### Prompt
The listing below should be printed exactly, every line of it. Skip the pictures.

### Material to process
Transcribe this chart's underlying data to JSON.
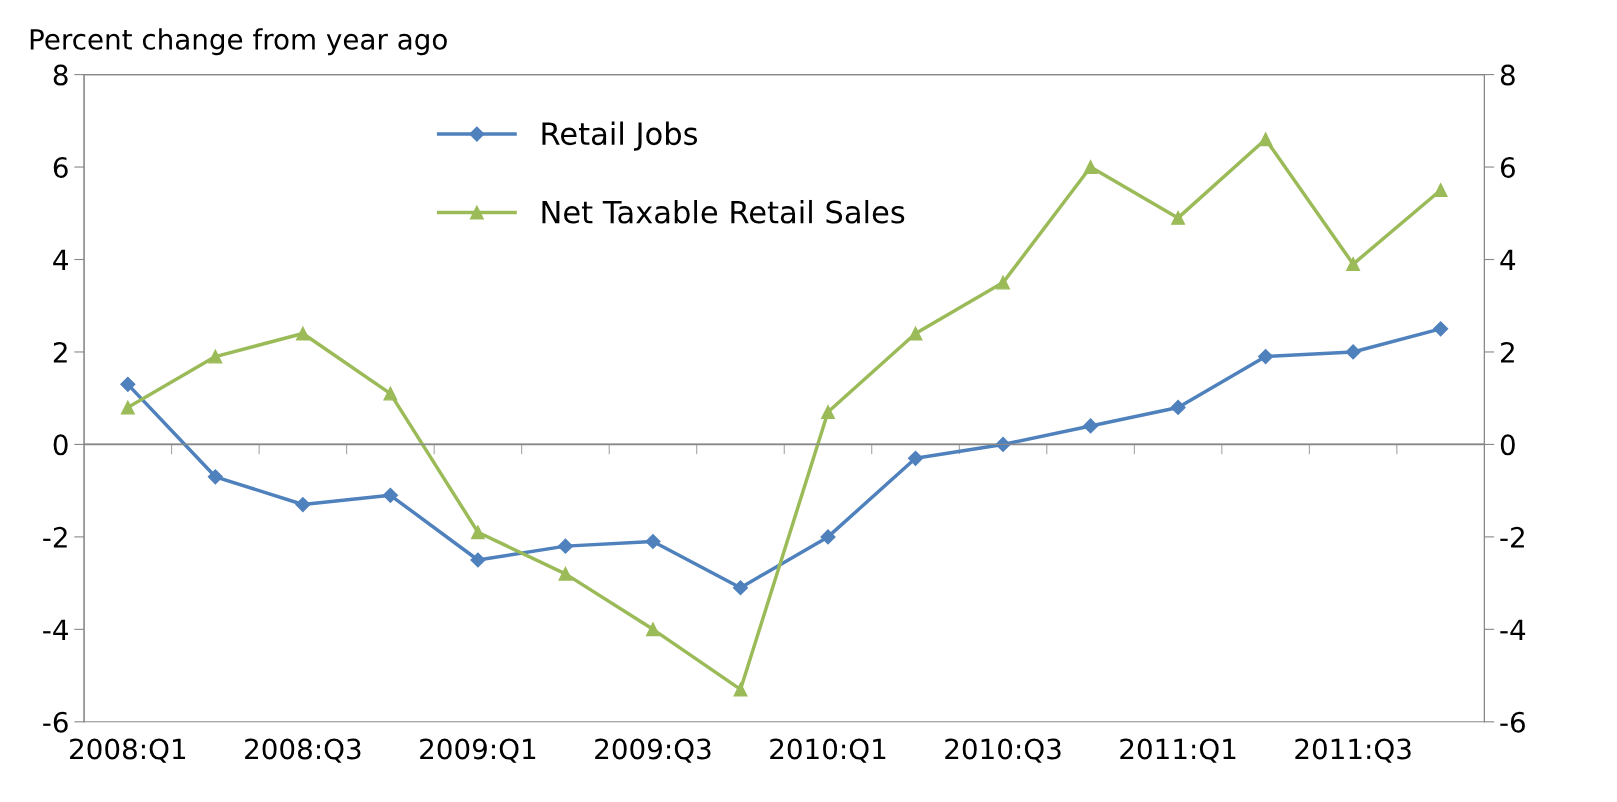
{
  "chart_data": {
    "type": "line",
    "ylabel": "Percent change from year ago",
    "categories": [
      "2008:Q1",
      null,
      "2008:Q3",
      null,
      "2009:Q1",
      null,
      "2009:Q3",
      null,
      "2010:Q1",
      null,
      "2010:Q3",
      null,
      "2011:Q1",
      null,
      "2011:Q3",
      null
    ],
    "series": [
      {
        "name": "Retail Jobs",
        "color": "#4f81bd",
        "marker": "diamond",
        "values": [
          1.3,
          -0.7,
          -1.3,
          -1.1,
          -2.5,
          -2.2,
          -2.1,
          -3.1,
          -2.0,
          -0.3,
          0.0,
          0.4,
          0.8,
          1.9,
          2.0,
          2.5
        ]
      },
      {
        "name": "Net Taxable Retail Sales",
        "color": "#9bbb59",
        "marker": "triangle",
        "values": [
          0.8,
          1.9,
          2.4,
          1.1,
          -1.9,
          -2.8,
          -4.0,
          -5.3,
          0.7,
          2.4,
          3.5,
          6.0,
          4.9,
          6.6,
          3.9,
          5.5
        ]
      }
    ],
    "ylim": [
      -6,
      8
    ],
    "yticks": [
      -6,
      -4,
      -2,
      0,
      2,
      4,
      6,
      8
    ],
    "y2lim": [
      -6,
      8
    ],
    "y2ticks": [
      -6,
      -4,
      -2,
      0,
      2,
      4,
      6,
      8
    ],
    "ref_lines": [
      {
        "axis": "y",
        "value": 0,
        "color": "#888888"
      }
    ],
    "legend": "top",
    "grid": false,
    "line_style": "solid"
  }
}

### Output below
Transcribe this chart's underlying data to JSON.
{
  "chart_data": {
    "type": "line",
    "ylabel": "Percent change from year ago",
    "categories": [
      "2008:Q1",
      null,
      "2008:Q3",
      null,
      "2009:Q1",
      null,
      "2009:Q3",
      null,
      "2010:Q1",
      null,
      "2010:Q3",
      null,
      "2011:Q1",
      null,
      "2011:Q3",
      null
    ],
    "series": [
      {
        "name": "Retail Jobs",
        "color": "#4f81bd",
        "marker": "diamond",
        "values": [
          1.3,
          -0.7,
          -1.3,
          -1.1,
          -2.5,
          -2.2,
          -2.1,
          -3.1,
          -2.0,
          -0.3,
          0.0,
          0.4,
          0.8,
          1.9,
          2.0,
          2.5
        ]
      },
      {
        "name": "Net Taxable Retail Sales",
        "color": "#9bbb59",
        "marker": "triangle",
        "values": [
          0.8,
          1.9,
          2.4,
          1.1,
          -1.9,
          -2.8,
          -4.0,
          -5.3,
          0.7,
          2.4,
          3.5,
          6.0,
          4.9,
          6.6,
          3.9,
          5.5
        ]
      }
    ],
    "ylim": [
      -6,
      8
    ],
    "yticks": [
      -6,
      -4,
      -2,
      0,
      2,
      4,
      6,
      8
    ],
    "y2lim": [
      -6,
      8
    ],
    "y2ticks": [
      -6,
      -4,
      -2,
      0,
      2,
      4,
      6,
      8
    ],
    "ref_lines": [
      {
        "axis": "y",
        "value": 0,
        "color": "#888888"
      }
    ],
    "legend": "top",
    "grid": false,
    "line_style": "solid"
  }
}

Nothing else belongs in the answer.